(Stored items)
::::

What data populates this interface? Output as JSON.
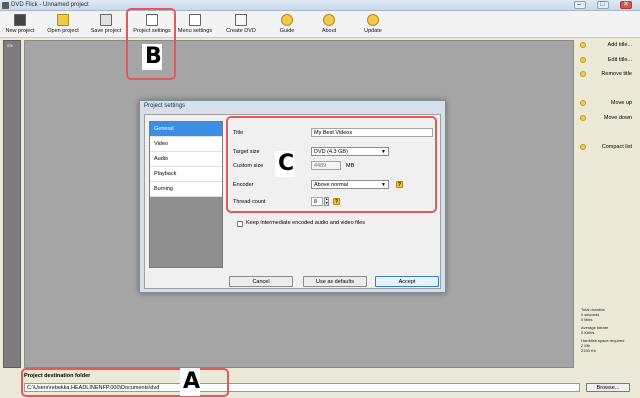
{
  "window": {
    "title": "DVD Flick - Unnamed project",
    "minimize_glyph": "–",
    "maximize_glyph": "□",
    "close_glyph": "✕"
  },
  "toolbar": {
    "items": [
      {
        "label": "New project",
        "icon": "new-project-icon"
      },
      {
        "label": "Open project",
        "icon": "folder-icon"
      },
      {
        "label": "Save project",
        "icon": "save-icon"
      },
      {
        "label": "Project settings",
        "icon": "project-settings-icon"
      },
      {
        "label": "Menu settings",
        "icon": "menu-settings-icon"
      },
      {
        "label": "Create DVD",
        "icon": "create-dvd-icon"
      },
      {
        "label": "Guide",
        "icon": "guide-icon"
      },
      {
        "label": "About",
        "icon": "about-icon"
      },
      {
        "label": "Update",
        "icon": "update-icon"
      }
    ]
  },
  "left_strip": {
    "percent": "0%"
  },
  "side_panel": {
    "items": [
      {
        "label": "Add title...",
        "icon": "add-icon"
      },
      {
        "label": "Edit title...",
        "icon": "edit-icon"
      },
      {
        "label": "Remove title",
        "icon": "remove-icon"
      },
      {
        "label": "Move up",
        "icon": "arrow-up-icon"
      },
      {
        "label": "Move down",
        "icon": "arrow-down-icon"
      },
      {
        "label": "Compact list",
        "icon": "compact-list-icon"
      }
    ],
    "stats": {
      "total_duration_label": "Total duration",
      "total_duration_value": "0 seconds",
      "titles_value": "0 titles",
      "avg_bitrate_label": "Average bitrate",
      "avg_bitrate_value": "0 Kbit/s",
      "hdd_space_label": "Harddisk space required",
      "hdd_space_mb": "2 Mb",
      "hdd_space_kb": "2150 Kb"
    }
  },
  "destination": {
    "label": "Project destination folder",
    "value": "C:\\Users\\rebekka.HEADLINENFP.000\\Documents\\dvd",
    "browse_label": "Browse..."
  },
  "dialog": {
    "title": "Project settings",
    "tabs": [
      "General",
      "Video",
      "Audio",
      "Playback",
      "Burning"
    ],
    "active_tab": "General",
    "fields": {
      "title_label": "Title",
      "title_value": "My Best Videos",
      "target_size_label": "Target size",
      "target_size_value": "DVD (4.3 GB)",
      "custom_size_label": "Custom size",
      "custom_size_value": "4489",
      "custom_size_unit": "MB",
      "encoder_label": "Encoder",
      "encoder_value": "Above normal",
      "thread_count_label": "Thread count",
      "thread_count_value": "8"
    },
    "checkbox_label": "Keep intermediate encoded audio and video files",
    "buttons": {
      "cancel": "Cancel",
      "use_as_defaults": "Use as defaults",
      "accept": "Accept"
    }
  },
  "annotations": {
    "a": "A",
    "b": "B",
    "c": "C"
  },
  "colors": {
    "highlight_red": "#e25a5a",
    "selected_tab": "#3a8ee6",
    "canvas_gray": "#a5a5a5"
  }
}
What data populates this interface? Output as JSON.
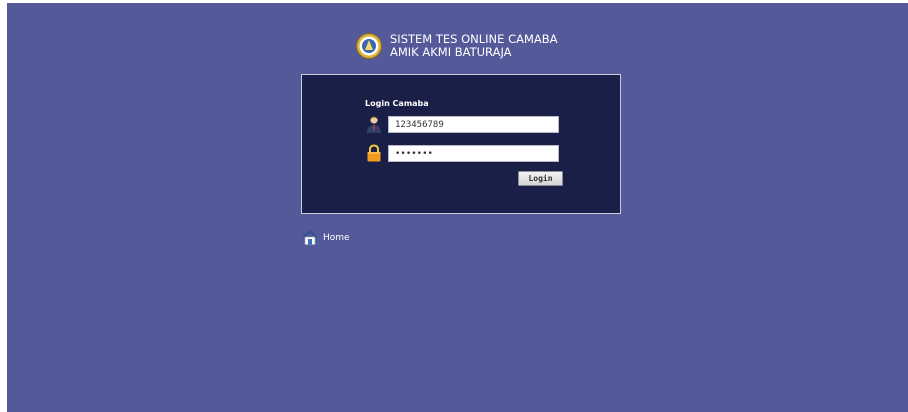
{
  "app": {
    "title_line1": "SISTEM TES ONLINE CAMABA",
    "title_line2": "AMIK AKMI BATURAJA"
  },
  "login": {
    "heading": "Login Camaba",
    "username_value": "123456789",
    "password_value": "1234567",
    "button_label": "Login"
  },
  "nav": {
    "home_label": "Home"
  },
  "icons": {
    "logo": "campus-seal-icon",
    "user": "user-icon",
    "password": "lock-icon",
    "home": "home-icon"
  },
  "colors": {
    "background": "#54599a",
    "login_panel": "#1a1f48"
  }
}
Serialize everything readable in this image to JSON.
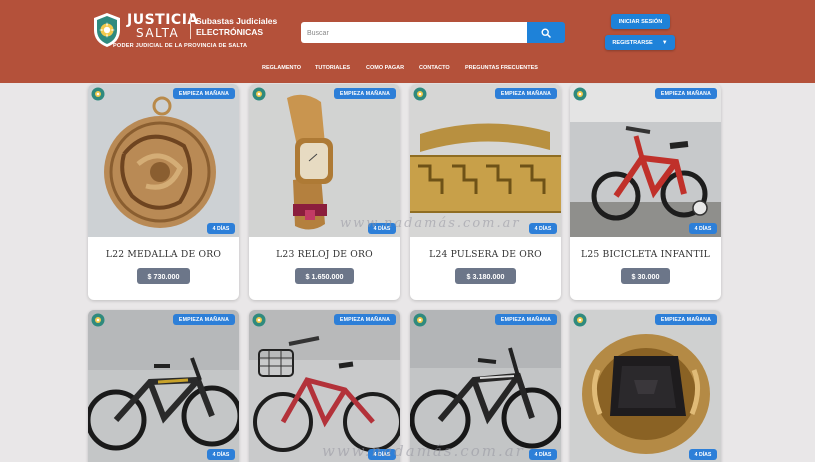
{
  "brand": {
    "name_line1": "JUSTICIA",
    "name_line2": "SALTA",
    "sub_line1": "Subastas Judiciales",
    "sub_line2": "ELECTRÓNICAS",
    "org": "PODER JUDICIAL DE LA PROVINCIA DE SALTA"
  },
  "search": {
    "placeholder": "Buscar",
    "icon": "search-icon"
  },
  "account": {
    "login_label": "INICIAR SESIÓN",
    "register_label": "REGISTRARSE",
    "register_caret": "▼"
  },
  "nav": [
    "REGLAMENTO",
    "TUTORIALES",
    "COMO PAGAR",
    "CONTACTO",
    "PREGUNTAS FRECUENTES"
  ],
  "colors": {
    "header": "#b4513a",
    "accent": "#1e82d9",
    "badge": "#2d7fd8",
    "price": "#6c7689",
    "page_bg": "#e9e7e8"
  },
  "watermark": [
    "www.nadamás.com.ar",
    "www.nadamás.com.ar"
  ],
  "lots": [
    {
      "title": "L22 MEDALLA DE ORO",
      "price": "$ 730.000",
      "badge": "EMPIEZA MAÑANA",
      "days": "4 DÍAS",
      "photo": "gold-medal"
    },
    {
      "title": "L23 RELOJ DE ORO",
      "price": "$ 1.650.000",
      "badge": "EMPIEZA MAÑANA",
      "days": "4 DÍAS",
      "photo": "gold-watch"
    },
    {
      "title": "L24 PULSERA DE ORO",
      "price": "$ 3.180.000",
      "badge": "EMPIEZA MAÑANA",
      "days": "4 DÍAS",
      "photo": "gold-bracelet"
    },
    {
      "title": "L25 BICICLETA INFANTIL",
      "price": "$ 30.000",
      "badge": "EMPIEZA MAÑANA",
      "days": "4 DÍAS",
      "photo": "kids-bicycle"
    },
    {
      "title": "",
      "price": "",
      "badge": "EMPIEZA MAÑANA",
      "days": "4 DÍAS",
      "photo": "black-mountain-bike"
    },
    {
      "title": "",
      "price": "",
      "badge": "EMPIEZA MAÑANA",
      "days": "4 DÍAS",
      "photo": "red-city-bike"
    },
    {
      "title": "",
      "price": "",
      "badge": "EMPIEZA MAÑANA",
      "days": "4 DÍAS",
      "photo": "black-mountain-bike-2"
    },
    {
      "title": "",
      "price": "",
      "badge": "EMPIEZA MAÑANA",
      "days": "4 DÍAS",
      "photo": "gold-signet-ring"
    }
  ]
}
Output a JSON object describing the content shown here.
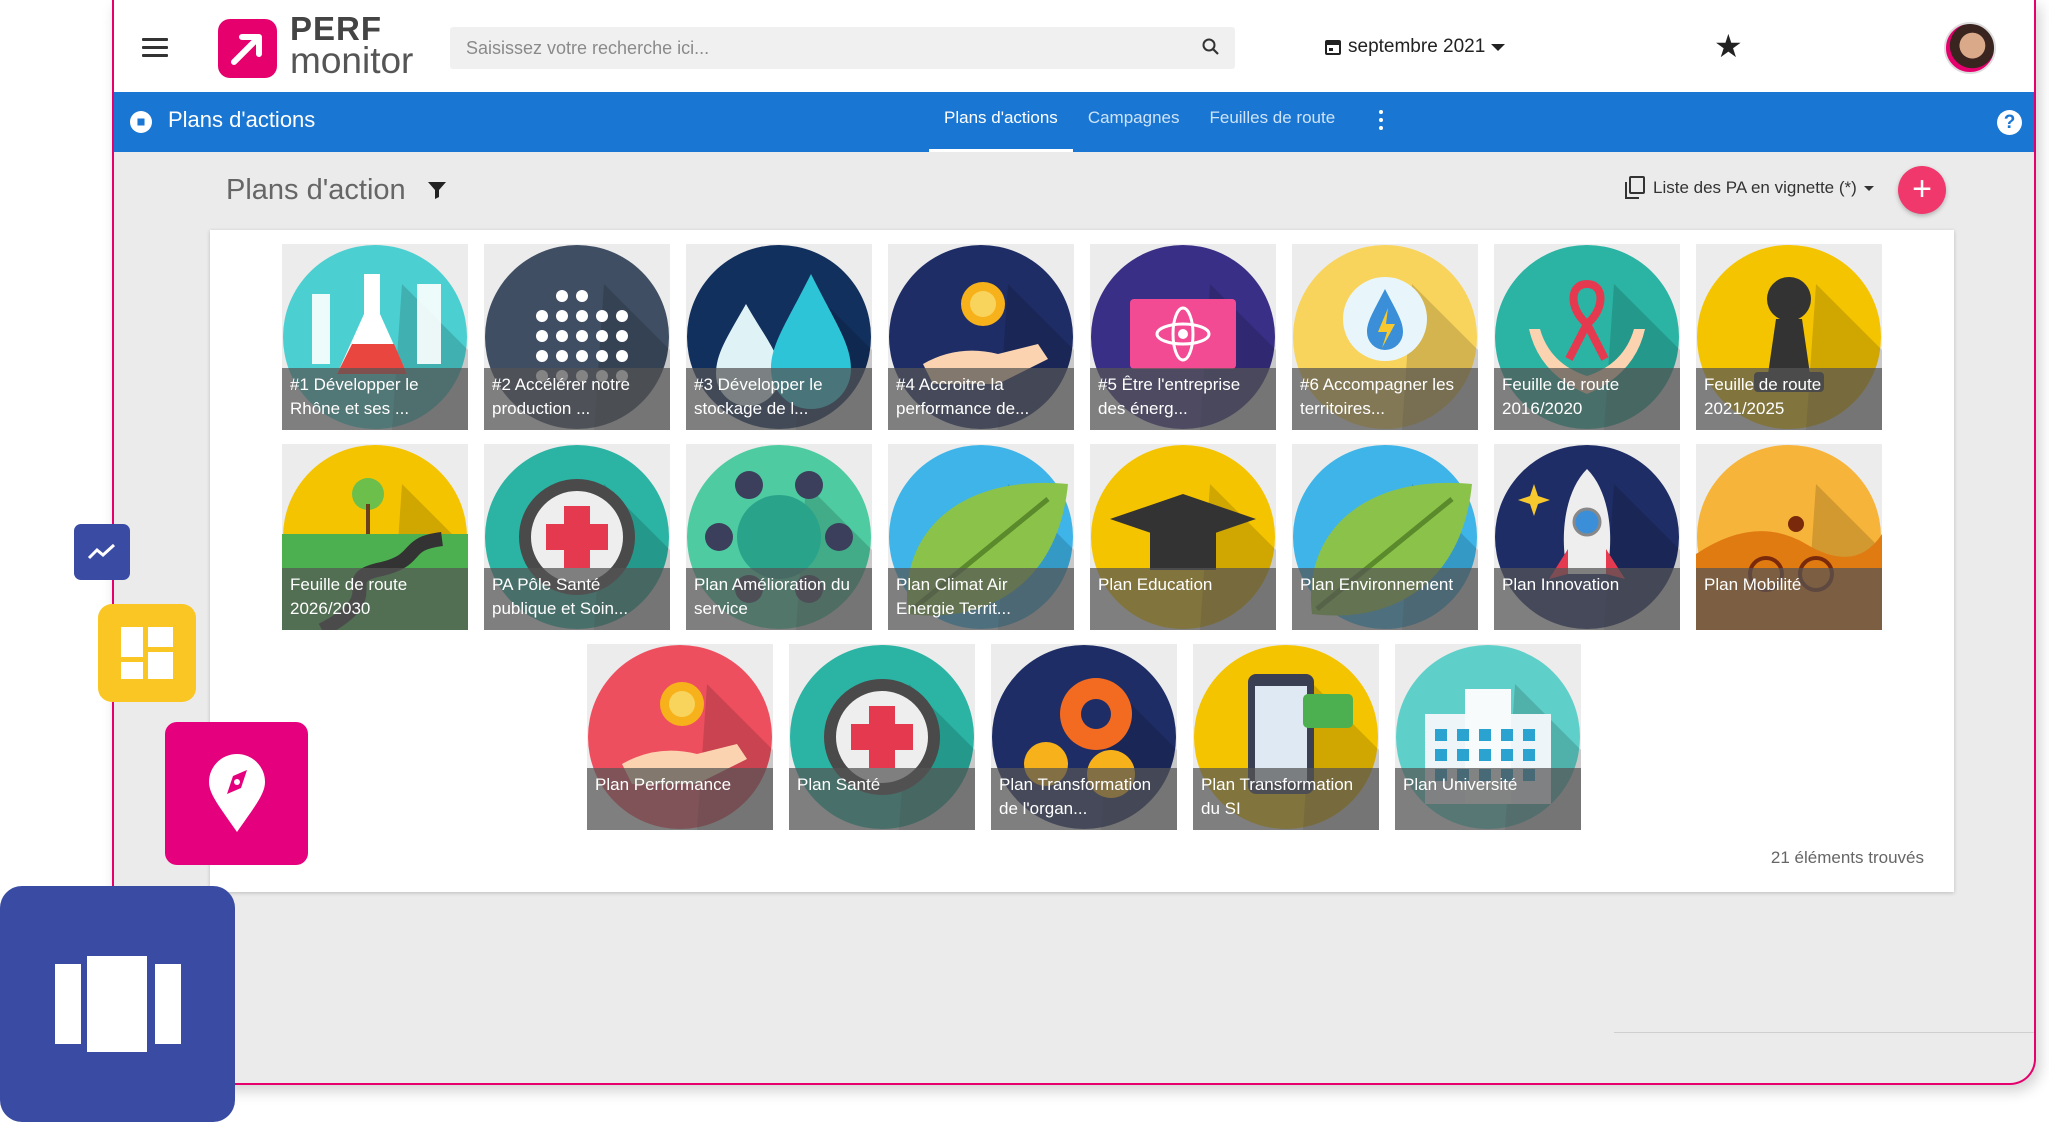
{
  "app": {
    "logo_line1": "PERF",
    "logo_line2": "monitor",
    "brand_color": "#e5006d",
    "nav_color": "#1976d2"
  },
  "header": {
    "search_placeholder": "Saisissez votre recherche ici...",
    "date_label": "septembre 2021",
    "favorite_icon": "star-icon",
    "menu_icon": "hamburger-icon",
    "search_icon": "search-icon",
    "date_icon": "calendar-icon"
  },
  "navbar": {
    "section_title": "Plans d'actions",
    "section_icon": "compass-icon",
    "tabs": [
      {
        "label": "Plans d'actions",
        "active": true
      },
      {
        "label": "Campagnes",
        "active": false
      },
      {
        "label": "Feuilles de route",
        "active": false
      }
    ],
    "more_icon": "more-vert-icon",
    "help_glyph": "?"
  },
  "content": {
    "heading": "Plans d'action",
    "filter_icon": "filter-icon",
    "view_label": "Liste des PA en vignette (*)",
    "view_icon": "copy-icon",
    "add_glyph": "+",
    "add_color": "#f0386c",
    "count_text": "21 éléments trouvés"
  },
  "tiles": [
    {
      "label": "#1 Développer le Rhône et ses ...",
      "icon": "lab-flasks-icon",
      "color": "#4ccfd0"
    },
    {
      "label": "#2 Accélérer notre production ...",
      "icon": "dots-grid-icon",
      "color": "#3f4e63"
    },
    {
      "label": "#3 Développer le stockage de l...",
      "icon": "water-drops-icon",
      "color": "#12305e"
    },
    {
      "label": "#4 Accroitre la performance de...",
      "icon": "coins-hand-icon",
      "color": "#1e2d66"
    },
    {
      "label": "#5 Être l'entreprise des énerg...",
      "icon": "atom-screen-icon",
      "color": "#3a2f86"
    },
    {
      "label": "#6 Accompagner les territoires...",
      "icon": "energy-bulb-icon",
      "color": "#f9d45c"
    },
    {
      "label": "Feuille de route 2016/2020",
      "icon": "ribbon-hands-icon",
      "color": "#2bb3a3"
    },
    {
      "label": "Feuille de route 2021/2025",
      "icon": "chess-pawn-icon",
      "color": "#f5c400"
    },
    {
      "label": "Feuille de route 2026/2030",
      "icon": "winding-road-icon",
      "color": "#f5c400"
    },
    {
      "label": "PA Pôle Santé publique et Soin...",
      "icon": "medical-cross-icon",
      "color": "#2bb3a3"
    },
    {
      "label": "Plan Amélioration du service",
      "icon": "teamwork-icon",
      "color": "#4ecba0"
    },
    {
      "label": "Plan Climat Air Energie Territ...",
      "icon": "leaf-icon",
      "color": "#3fb4e8"
    },
    {
      "label": "Plan Education",
      "icon": "graduation-cap-icon",
      "color": "#f5c400"
    },
    {
      "label": "Plan Environnement",
      "icon": "leaf-icon",
      "color": "#3fb4e8"
    },
    {
      "label": "Plan Innovation",
      "icon": "rocket-icon",
      "color": "#1e2d66"
    },
    {
      "label": "Plan Mobilité",
      "icon": "cyclist-icon",
      "color": "#f7b43a"
    },
    {
      "label": "Plan Performance",
      "icon": "coin-hand-icon",
      "color": "#ee4f5f"
    },
    {
      "label": "Plan Santé",
      "icon": "medical-cross-icon",
      "color": "#2bb3a3"
    },
    {
      "label": "Plan Transformation de l'organ...",
      "icon": "gears-icon",
      "color": "#1e2d66"
    },
    {
      "label": "Plan Transformation du SI",
      "icon": "smartphone-chat-icon",
      "color": "#f5c400"
    },
    {
      "label": "Plan Université",
      "icon": "university-building-icon",
      "color": "#5fd0c9"
    }
  ],
  "side_shortcuts": [
    {
      "name": "trend-chart-icon",
      "color": "#3a4ba3"
    },
    {
      "name": "dashboard-icon",
      "color": "#f9c623"
    },
    {
      "name": "location-compass-icon",
      "color": "#e5007e"
    },
    {
      "name": "kanban-board-icon",
      "color": "#3a4ba3"
    }
  ]
}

::::

• [Set task]: Where a line in the entries holds "JSON", copy that line.

• [Full answer]:
What data populates this interface? Output as JSON.
What data populates this interface? Output as JSON.
Serialize everything readable in this image to JSON.
Output a JSON object describing the content shown here.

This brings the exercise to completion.